Excerpted records

—————

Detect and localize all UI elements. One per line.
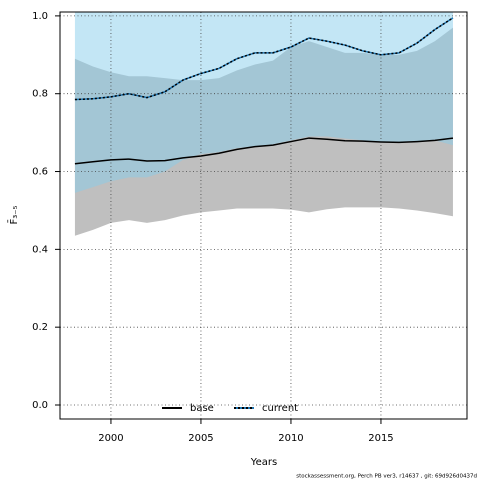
y-tick-label: 0.4: [32, 244, 48, 255]
y-tick-label: 0.8: [32, 89, 48, 100]
y-axis-label: F̄₃₋₅: [7, 205, 20, 224]
confidence-band: [74, 12, 453, 193]
legend-label: base: [190, 403, 214, 414]
x-tick-label: 2010: [278, 433, 303, 444]
x-axis-label: Years: [250, 457, 277, 468]
x-tick-label: 2015: [368, 433, 393, 444]
plot-frame: [59, 11, 468, 420]
y-tick-label: 0.0: [32, 400, 48, 411]
line: [74, 137, 454, 165]
plot-area: [60, 12, 467, 419]
y-tick-label: 0.2: [32, 322, 48, 333]
x-tick-label: 2005: [188, 433, 213, 444]
footnote: stockassessment.org, Perch PB ver3, r146…: [296, 474, 477, 480]
y-tick-label: 0.6: [32, 167, 48, 178]
line: [74, 17, 454, 101]
legend-label: current: [262, 403, 298, 414]
y-tick-label: 1.0: [32, 11, 48, 22]
x-tick-label: 2000: [98, 433, 123, 444]
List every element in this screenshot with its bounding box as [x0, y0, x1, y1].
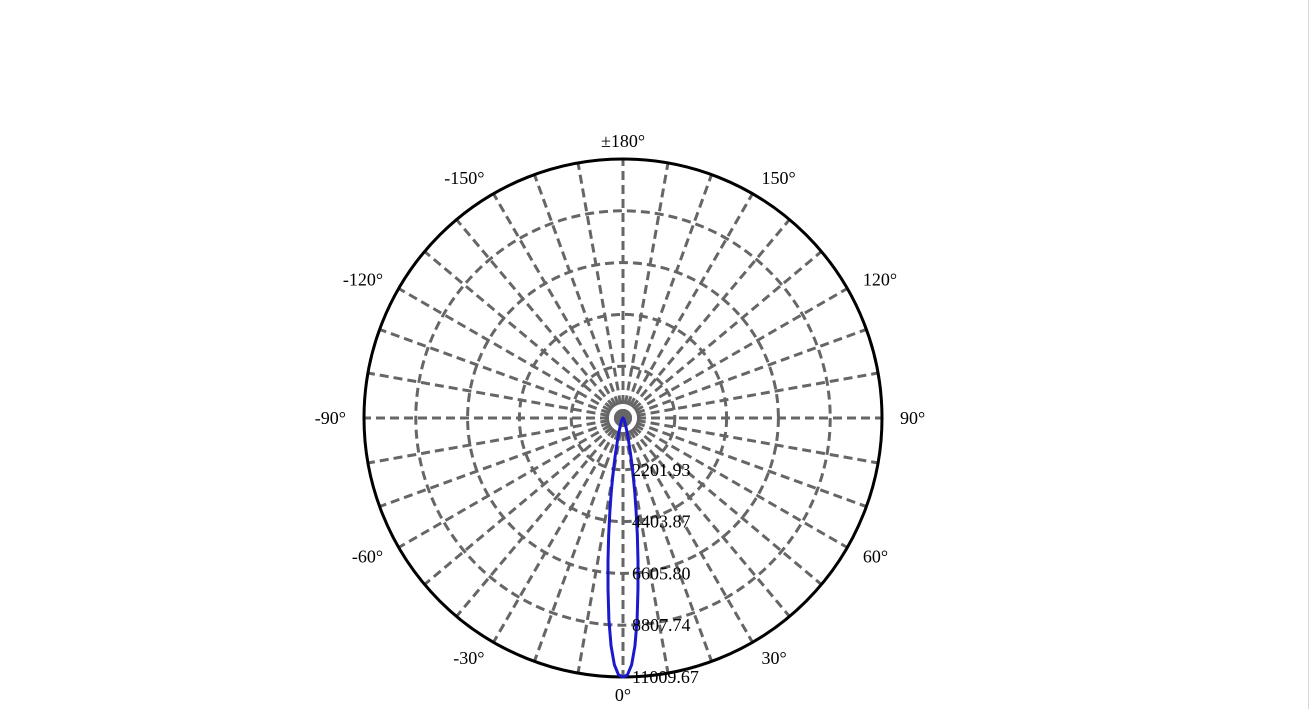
grid-spoke: [621, 174, 713, 419]
grid-spoke: [622, 287, 849, 420]
grid-ring: [414, 209, 832, 627]
grid-spoke: [621, 417, 713, 662]
angle-label: 30°: [762, 648, 787, 668]
grid-spoke: [423, 416, 624, 586]
angle-label: -60°: [352, 547, 383, 567]
grid-ring: [517, 312, 729, 524]
angle-label: 90°: [900, 408, 925, 428]
grid-spoke: [622, 416, 867, 508]
angle-label: -30°: [453, 648, 484, 668]
grid-spoke: [621, 162, 670, 419]
radial-tick-label: 2201.93: [632, 460, 691, 480]
angle-label: 120°: [863, 270, 897, 290]
grid-spoke: [622, 416, 823, 586]
radial-tick-label: 11009.67: [632, 667, 699, 687]
grid-spoke: [622, 250, 823, 420]
grid-spoke: [397, 287, 624, 420]
angle-label: ±180°: [601, 131, 645, 151]
grid-spoke: [423, 250, 624, 420]
grid-spoke: [622, 328, 867, 420]
grid-spoke: [621, 417, 754, 644]
angle-label: 0°: [615, 685, 631, 705]
grid-spoke: [379, 416, 624, 508]
grid-spoke: [533, 417, 625, 662]
grid-spoke: [533, 174, 625, 419]
grid-spoke: [622, 416, 879, 465]
grid-spoke: [367, 416, 624, 465]
grid-layer: [362, 157, 884, 679]
grid-spoke: [621, 192, 754, 419]
grid-spoke: [397, 416, 624, 549]
grid-spoke: [622, 416, 849, 549]
radial-tick-label: 8807.74: [632, 615, 691, 635]
window-edge: [1308, 0, 1314, 709]
angle-label: 60°: [863, 547, 888, 567]
grid-spoke: [622, 371, 879, 420]
grid-spoke: [455, 218, 625, 419]
series-line: [606, 416, 640, 679]
grid-spoke: [379, 328, 624, 420]
grid-spoke: [455, 417, 625, 618]
grid-spoke: [621, 218, 791, 419]
grid-spoke: [492, 417, 625, 644]
label-layer: 0° 30° 60° 90° 120° 150° ±180° -150° -120° -90° -6…: [315, 131, 925, 705]
angle-label: -120°: [343, 270, 383, 290]
grid-ring: [569, 364, 677, 472]
grid-spoke: [367, 371, 624, 420]
grid-spoke: [621, 417, 791, 618]
radial-tick-label: 4403.87: [632, 512, 691, 532]
radial-tick-label: 6605.80: [632, 563, 691, 583]
grid-spoke: [492, 192, 625, 419]
angle-label: -150°: [444, 168, 484, 188]
series-layer: [606, 416, 640, 679]
grid-spoke: [576, 162, 625, 419]
grid-ring: [466, 261, 780, 575]
angle-label: -90°: [315, 408, 346, 428]
angle-label: 150°: [762, 168, 796, 188]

—————

Work to be completed
Please reproduce the rows above verbatim, the stretch from the line containing "y-tick-label: 0.4: [32, 244, 48, 255]" through the line containing "List every element", both ends included.

Answer to the problem
y-tick-label: 0.4: [32, 244, 48, 255]
y-tick-label: 0.8: [32, 89, 48, 100]
y-axis-label: F̄₃₋₅: [7, 205, 20, 224]
confidence-band: [74, 12, 453, 193]
legend-label: base: [190, 403, 214, 414]
x-tick-label: 2010: [278, 433, 303, 444]
x-axis-label: Years: [250, 457, 277, 468]
x-tick-label: 2015: [368, 433, 393, 444]
plot-frame: [59, 11, 468, 420]
y-tick-label: 0.0: [32, 400, 48, 411]
line: [74, 137, 454, 165]
plot-area: [60, 12, 467, 419]
y-tick-label: 0.2: [32, 322, 48, 333]
x-tick-label: 2005: [188, 433, 213, 444]
footnote: stockassessment.org, Perch PB ver3, r146…: [296, 474, 477, 480]
y-tick-label: 0.6: [32, 167, 48, 178]
line: [74, 17, 454, 101]
legend-label: current: [262, 403, 298, 414]
y-tick-label: 1.0: [32, 11, 48, 22]
x-tick-label: 2000: [98, 433, 123, 444]
List every element in this screenshot with its bounding box as [x0, y0, x1, y1].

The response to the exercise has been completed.